*WHAT YOU SHOULD DO*:
Write out the data again exactly, skipping every picture.

(Rows from a dataset)

···

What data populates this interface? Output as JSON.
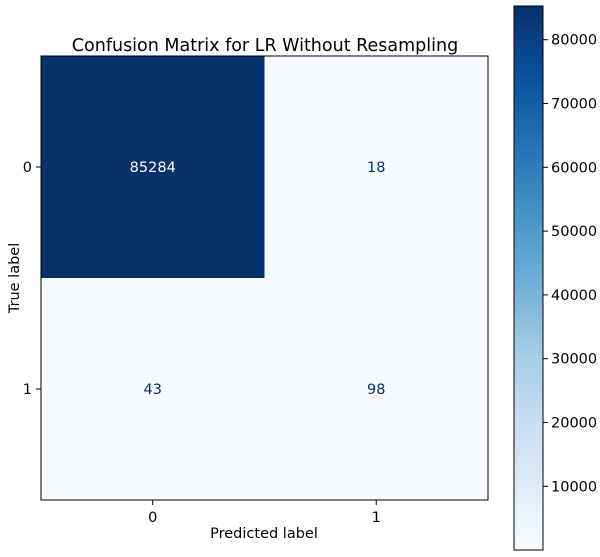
{
  "chart_data": {
    "type": "heatmap",
    "title": "Confusion Matrix for LR Without Resampling",
    "xlabel": "Predicted label",
    "ylabel": "True label",
    "x_categories": [
      "0",
      "1"
    ],
    "y_categories": [
      "0",
      "1"
    ],
    "matrix": [
      [
        85284,
        18
      ],
      [
        43,
        98
      ]
    ],
    "colormap": "Blues",
    "cell_label_light": "#ffffff",
    "cell_label_dark": "#08306b",
    "colorbar": {
      "min": 18,
      "max": 85284,
      "ticks": [
        10000,
        20000,
        30000,
        40000,
        50000,
        60000,
        70000,
        80000
      ],
      "tick_labels": [
        "10000",
        "20000",
        "30000",
        "40000",
        "50000",
        "60000",
        "70000",
        "80000"
      ]
    }
  }
}
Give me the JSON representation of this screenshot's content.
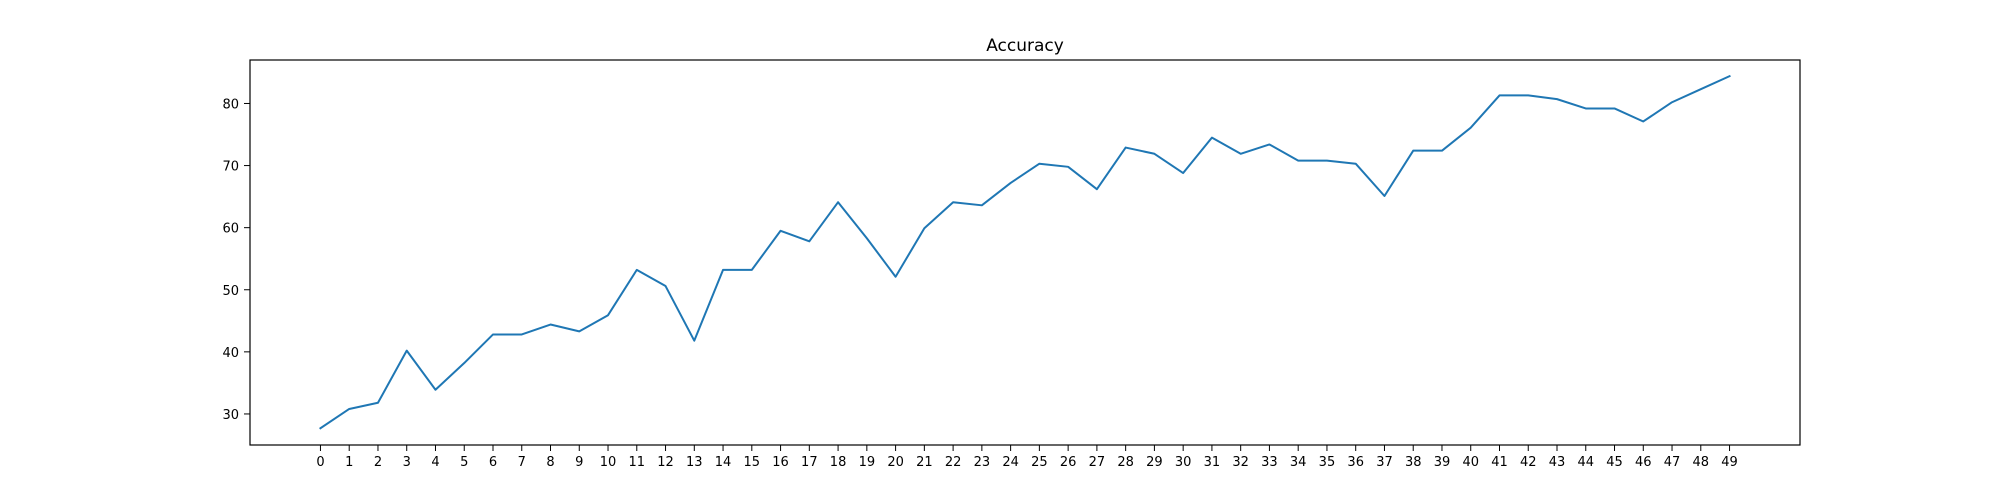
{
  "chart_data": {
    "type": "line",
    "title": "Accuracy",
    "xlabel": "",
    "ylabel": "",
    "x": [
      0,
      1,
      2,
      3,
      4,
      5,
      6,
      7,
      8,
      9,
      10,
      11,
      12,
      13,
      14,
      15,
      16,
      17,
      18,
      19,
      20,
      21,
      22,
      23,
      24,
      25,
      26,
      27,
      28,
      29,
      30,
      31,
      32,
      33,
      34,
      35,
      36,
      37,
      38,
      39,
      40,
      41,
      42,
      43,
      44,
      45,
      46,
      47,
      48,
      49
    ],
    "xticks": [
      "0",
      "1",
      "2",
      "3",
      "4",
      "5",
      "6",
      "7",
      "8",
      "9",
      "10",
      "11",
      "12",
      "13",
      "14",
      "15",
      "16",
      "17",
      "18",
      "19",
      "20",
      "21",
      "22",
      "23",
      "24",
      "25",
      "26",
      "27",
      "28",
      "29",
      "30",
      "31",
      "32",
      "33",
      "34",
      "35",
      "36",
      "37",
      "38",
      "39",
      "40",
      "41",
      "42",
      "43",
      "44",
      "45",
      "46",
      "47",
      "48",
      "49"
    ],
    "yticks": [
      30,
      40,
      50,
      60,
      70,
      80
    ],
    "ytick_labels": [
      "30",
      "40",
      "50",
      "60",
      "70",
      "80"
    ],
    "xlim": [
      -2.45,
      51.45
    ],
    "ylim": [
      25.0,
      87.0
    ],
    "grid": false,
    "legend": "none",
    "series": [
      {
        "color": "#1f77b4",
        "values": [
          27.7,
          30.8,
          31.8,
          40.2,
          33.9,
          38.2,
          42.8,
          42.8,
          44.4,
          43.3,
          45.9,
          53.2,
          50.6,
          41.8,
          53.2,
          53.2,
          59.5,
          57.8,
          64.1,
          58.3,
          52.1,
          59.9,
          64.1,
          63.6,
          67.2,
          70.3,
          69.8,
          66.2,
          72.9,
          71.9,
          68.8,
          74.5,
          71.9,
          73.4,
          70.8,
          70.8,
          70.3,
          65.1,
          72.4,
          72.4,
          76.1,
          81.3,
          81.3,
          80.7,
          79.2,
          79.2,
          77.1,
          80.2,
          82.3,
          84.4
        ]
      }
    ]
  }
}
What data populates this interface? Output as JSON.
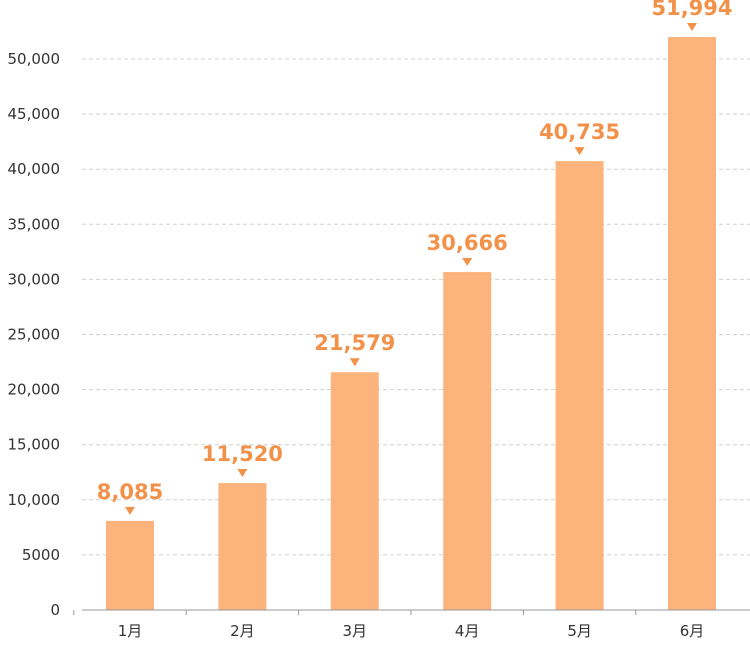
{
  "chart_data": {
    "type": "bar",
    "categories": [
      "1月",
      "2月",
      "3月",
      "4月",
      "5月",
      "6月"
    ],
    "values": [
      8085,
      11520,
      21579,
      30666,
      40735,
      51994
    ],
    "data_labels": [
      "8,085",
      "11,520",
      "21,579",
      "30,666",
      "40,735",
      "51,994"
    ],
    "y_ticks": [
      0,
      5000,
      10000,
      15000,
      20000,
      25000,
      30000,
      35000,
      40000,
      45000,
      50000
    ],
    "y_tick_labels": [
      "0",
      "5000",
      "10,000",
      "15,000",
      "20,000",
      "25,000",
      "30,000",
      "35,000",
      "40,000",
      "45,000",
      "50,000"
    ],
    "ylim": [
      0,
      50000
    ],
    "grid": true,
    "legend": "none",
    "title": "",
    "xlabel": "",
    "ylabel": ""
  },
  "colors": {
    "bar": "#FDB47C",
    "label": "#F2924A",
    "grid": "#D0D0D0",
    "axis": "#999999",
    "text": "#333333"
  }
}
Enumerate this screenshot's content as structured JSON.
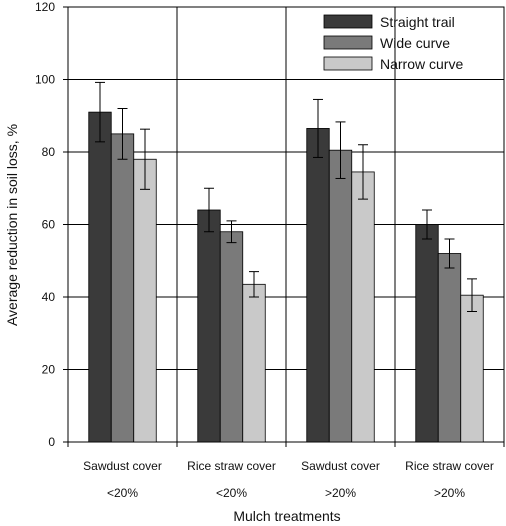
{
  "chart_data": {
    "type": "bar",
    "xlabel": "Mulch treatments",
    "ylabel": "Average reduction in soil loss, %",
    "ylim": [
      0,
      120
    ],
    "yticks": [
      0,
      20,
      40,
      60,
      80,
      100,
      120
    ],
    "grid": true,
    "legend_position": "top-right",
    "categories": [
      {
        "line1": "Sawdust cover",
        "line2": "<20%"
      },
      {
        "line1": "Rice straw cover",
        "line2": "<20%"
      },
      {
        "line1": "Sawdust cover",
        "line2": ">20%"
      },
      {
        "line1": "Rice straw cover",
        "line2": ">20%"
      }
    ],
    "series": [
      {
        "name": "Straight trail",
        "color": "#3a3a3a",
        "values": [
          91,
          64,
          86.5,
          60
        ],
        "errors": [
          8.2,
          6,
          8,
          4
        ]
      },
      {
        "name": "Wide curve",
        "color": "#7a7a7a",
        "values": [
          85,
          58,
          80.5,
          52
        ],
        "errors": [
          7,
          3,
          7.8,
          4
        ]
      },
      {
        "name": "Narrow curve",
        "color": "#c9c9c9",
        "values": [
          78,
          43.5,
          74.5,
          40.5
        ],
        "errors": [
          8.3,
          3.5,
          7.5,
          4.5
        ]
      }
    ]
  }
}
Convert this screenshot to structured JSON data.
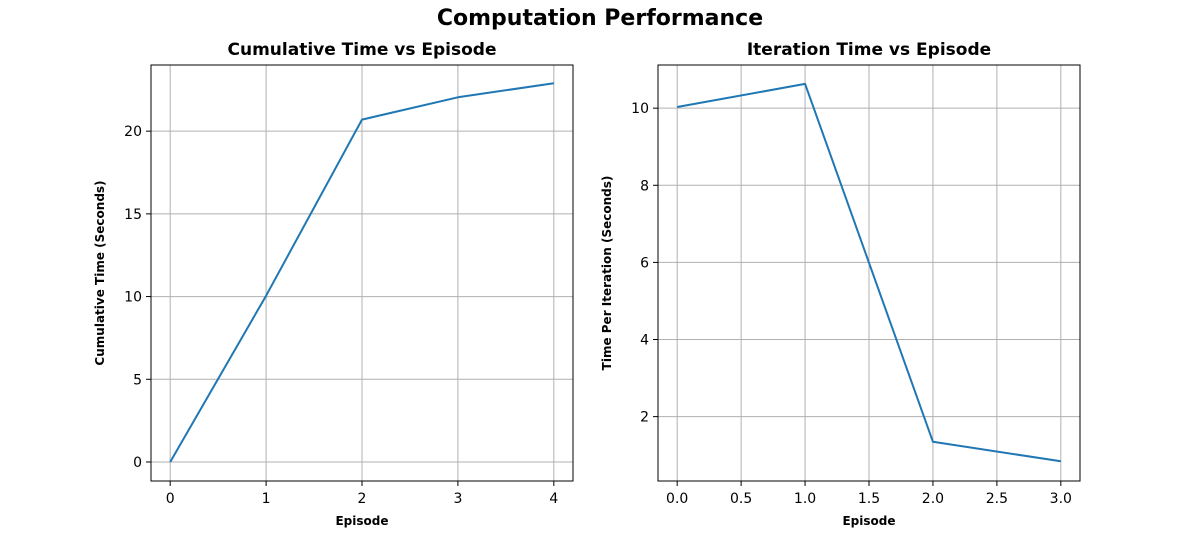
{
  "suptitle": "Computation Performance",
  "chart_data": [
    {
      "type": "line",
      "title": "Cumulative Time vs Episode",
      "xlabel": "Episode",
      "ylabel": "Cumulative Time (Seconds)",
      "x": [
        0,
        1,
        2,
        3,
        4
      ],
      "y": [
        0.0,
        10.05,
        20.7,
        22.05,
        22.9
      ],
      "xlim": [
        -0.2,
        4.2
      ],
      "ylim": [
        -1.15,
        24.0
      ],
      "xticks": [
        0,
        1,
        2,
        3,
        4
      ],
      "xtick_labels": [
        "0",
        "1",
        "2",
        "3",
        "4"
      ],
      "yticks": [
        0,
        5,
        10,
        15,
        20
      ],
      "ytick_labels": [
        "0",
        "5",
        "10",
        "15",
        "20"
      ],
      "grid": true,
      "line_color": "#1f77b4"
    },
    {
      "type": "line",
      "title": "Iteration Time vs Episode",
      "xlabel": "Episode",
      "ylabel": "Time Per Iteration (Seconds)",
      "x": [
        0,
        1,
        2,
        3
      ],
      "y": [
        10.03,
        10.63,
        1.35,
        0.84
      ],
      "xlim": [
        -0.15,
        3.15
      ],
      "ylim": [
        0.33,
        11.12
      ],
      "xticks": [
        0.0,
        0.5,
        1.0,
        1.5,
        2.0,
        2.5,
        3.0
      ],
      "xtick_labels": [
        "0.0",
        "0.5",
        "1.0",
        "1.5",
        "2.0",
        "2.5",
        "3.0"
      ],
      "yticks": [
        2,
        4,
        6,
        8,
        10
      ],
      "ytick_labels": [
        "2",
        "4",
        "6",
        "8",
        "10"
      ],
      "grid": true,
      "line_color": "#1f77b4"
    }
  ]
}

···

*COMPLETED TASK*:
What data populates this interface? Output as JSON.
{
  "chart_data": {
    "type": "heatmap",
    "title": "Confusion Matrix for LR Without Resampling",
    "xlabel": "Predicted label",
    "ylabel": "True label",
    "x_categories": [
      "0",
      "1"
    ],
    "y_categories": [
      "0",
      "1"
    ],
    "matrix": [
      [
        85284,
        18
      ],
      [
        43,
        98
      ]
    ],
    "colormap": "Blues",
    "cell_label_light": "#ffffff",
    "cell_label_dark": "#08306b",
    "colorbar": {
      "min": 18,
      "max": 85284,
      "ticks": [
        10000,
        20000,
        30000,
        40000,
        50000,
        60000,
        70000,
        80000
      ],
      "tick_labels": [
        "10000",
        "20000",
        "30000",
        "40000",
        "50000",
        "60000",
        "70000",
        "80000"
      ]
    }
  }
}
Give me the JSON representation of this screenshot's content.
{
  "chart_data": {
    "type": "line",
    "title": "Accuracy",
    "xlabel": "",
    "ylabel": "",
    "x": [
      0,
      1,
      2,
      3,
      4,
      5,
      6,
      7,
      8,
      9,
      10,
      11,
      12,
      13,
      14,
      15,
      16,
      17,
      18,
      19,
      20,
      21,
      22,
      23,
      24,
      25,
      26,
      27,
      28,
      29,
      30,
      31,
      32,
      33,
      34,
      35,
      36,
      37,
      38,
      39,
      40,
      41,
      42,
      43,
      44,
      45,
      46,
      47,
      48,
      49
    ],
    "xticks": [
      "0",
      "1",
      "2",
      "3",
      "4",
      "5",
      "6",
      "7",
      "8",
      "9",
      "10",
      "11",
      "12",
      "13",
      "14",
      "15",
      "16",
      "17",
      "18",
      "19",
      "20",
      "21",
      "22",
      "23",
      "24",
      "25",
      "26",
      "27",
      "28",
      "29",
      "30",
      "31",
      "32",
      "33",
      "34",
      "35",
      "36",
      "37",
      "38",
      "39",
      "40",
      "41",
      "42",
      "43",
      "44",
      "45",
      "46",
      "47",
      "48",
      "49"
    ],
    "yticks": [
      30,
      40,
      50,
      60,
      70,
      80
    ],
    "ytick_labels": [
      "30",
      "40",
      "50",
      "60",
      "70",
      "80"
    ],
    "xlim": [
      -2.45,
      51.45
    ],
    "ylim": [
      25.0,
      87.0
    ],
    "grid": false,
    "legend": "none",
    "series": [
      {
        "color": "#1f77b4",
        "values": [
          27.7,
          30.8,
          31.8,
          40.2,
          33.9,
          38.2,
          42.8,
          42.8,
          44.4,
          43.3,
          45.9,
          53.2,
          50.6,
          41.8,
          53.2,
          53.2,
          59.5,
          57.8,
          64.1,
          58.3,
          52.1,
          59.9,
          64.1,
          63.6,
          67.2,
          70.3,
          69.8,
          66.2,
          72.9,
          71.9,
          68.8,
          74.5,
          71.9,
          73.4,
          70.8,
          70.8,
          70.3,
          65.1,
          72.4,
          72.4,
          76.1,
          81.3,
          81.3,
          80.7,
          79.2,
          79.2,
          77.1,
          80.2,
          82.3,
          84.4
        ]
      }
    ]
  }
}
What data populates this interface? Output as JSON.
{
  "chart_data": {
    "type": "bar",
    "categories": [
      "1月",
      "2月",
      "3月",
      "4月",
      "5月",
      "6月"
    ],
    "values": [
      8085,
      11520,
      21579,
      30666,
      40735,
      51994
    ],
    "data_labels": [
      "8,085",
      "11,520",
      "21,579",
      "30,666",
      "40,735",
      "51,994"
    ],
    "y_ticks": [
      0,
      5000,
      10000,
      15000,
      20000,
      25000,
      30000,
      35000,
      40000,
      45000,
      50000
    ],
    "y_tick_labels": [
      "0",
      "5000",
      "10,000",
      "15,000",
      "20,000",
      "25,000",
      "30,000",
      "35,000",
      "40,000",
      "45,000",
      "50,000"
    ],
    "ylim": [
      0,
      50000
    ],
    "grid": true,
    "legend": "none",
    "title": "",
    "xlabel": "",
    "ylabel": ""
  },
  "colors": {
    "bar": "#FDB47C",
    "label": "#F2924A",
    "grid": "#D0D0D0",
    "axis": "#999999",
    "text": "#333333"
  }
}
Enumerate this screenshot's content as structured JSON.
{
  "chart_data": {
    "type": "bar",
    "xlabel": "Mulch treatments",
    "ylabel": "Average reduction in soil loss, %",
    "ylim": [
      0,
      120
    ],
    "yticks": [
      0,
      20,
      40,
      60,
      80,
      100,
      120
    ],
    "grid": true,
    "legend_position": "top-right",
    "categories": [
      {
        "line1": "Sawdust cover",
        "line2": "<20%"
      },
      {
        "line1": "Rice straw cover",
        "line2": "<20%"
      },
      {
        "line1": "Sawdust cover",
        "line2": ">20%"
      },
      {
        "line1": "Rice straw cover",
        "line2": ">20%"
      }
    ],
    "series": [
      {
        "name": "Straight trail",
        "color": "#3a3a3a",
        "values": [
          91,
          64,
          86.5,
          60
        ],
        "errors": [
          8.2,
          6,
          8,
          4
        ]
      },
      {
        "name": "Wide curve",
        "color": "#7a7a7a",
        "values": [
          85,
          58,
          80.5,
          52
        ],
        "errors": [
          7,
          3,
          7.8,
          4
        ]
      },
      {
        "name": "Narrow curve",
        "color": "#c9c9c9",
        "values": [
          78,
          43.5,
          74.5,
          40.5
        ],
        "errors": [
          8.3,
          3.5,
          7.5,
          4.5
        ]
      }
    ]
  }
}
Convert this screenshot to structured JSON data.
{
  "suptitle": "Computation Performance",
  "chart_data": [
    {
      "type": "line",
      "title": "Cumulative Time vs Episode",
      "xlabel": "Episode",
      "ylabel": "Cumulative Time (Seconds)",
      "x": [
        0,
        1,
        2,
        3,
        4
      ],
      "y": [
        0.0,
        10.05,
        20.7,
        22.05,
        22.9
      ],
      "xlim": [
        -0.2,
        4.2
      ],
      "ylim": [
        -1.15,
        24.0
      ],
      "xticks": [
        0,
        1,
        2,
        3,
        4
      ],
      "xtick_labels": [
        "0",
        "1",
        "2",
        "3",
        "4"
      ],
      "yticks": [
        0,
        5,
        10,
        15,
        20
      ],
      "ytick_labels": [
        "0",
        "5",
        "10",
        "15",
        "20"
      ],
      "grid": true,
      "line_color": "#1f77b4"
    },
    {
      "type": "line",
      "title": "Iteration Time vs Episode",
      "xlabel": "Episode",
      "ylabel": "Time Per Iteration (Seconds)",
      "x": [
        0,
        1,
        2,
        3
      ],
      "y": [
        10.03,
        10.63,
        1.35,
        0.84
      ],
      "xlim": [
        -0.15,
        3.15
      ],
      "ylim": [
        0.33,
        11.12
      ],
      "xticks": [
        0.0,
        0.5,
        1.0,
        1.5,
        2.0,
        2.5,
        3.0
      ],
      "xtick_labels": [
        "0.0",
        "0.5",
        "1.0",
        "1.5",
        "2.0",
        "2.5",
        "3.0"
      ],
      "yticks": [
        2,
        4,
        6,
        8,
        10
      ],
      "ytick_labels": [
        "2",
        "4",
        "6",
        "8",
        "10"
      ],
      "grid": true,
      "line_color": "#1f77b4"
    }
  ]
}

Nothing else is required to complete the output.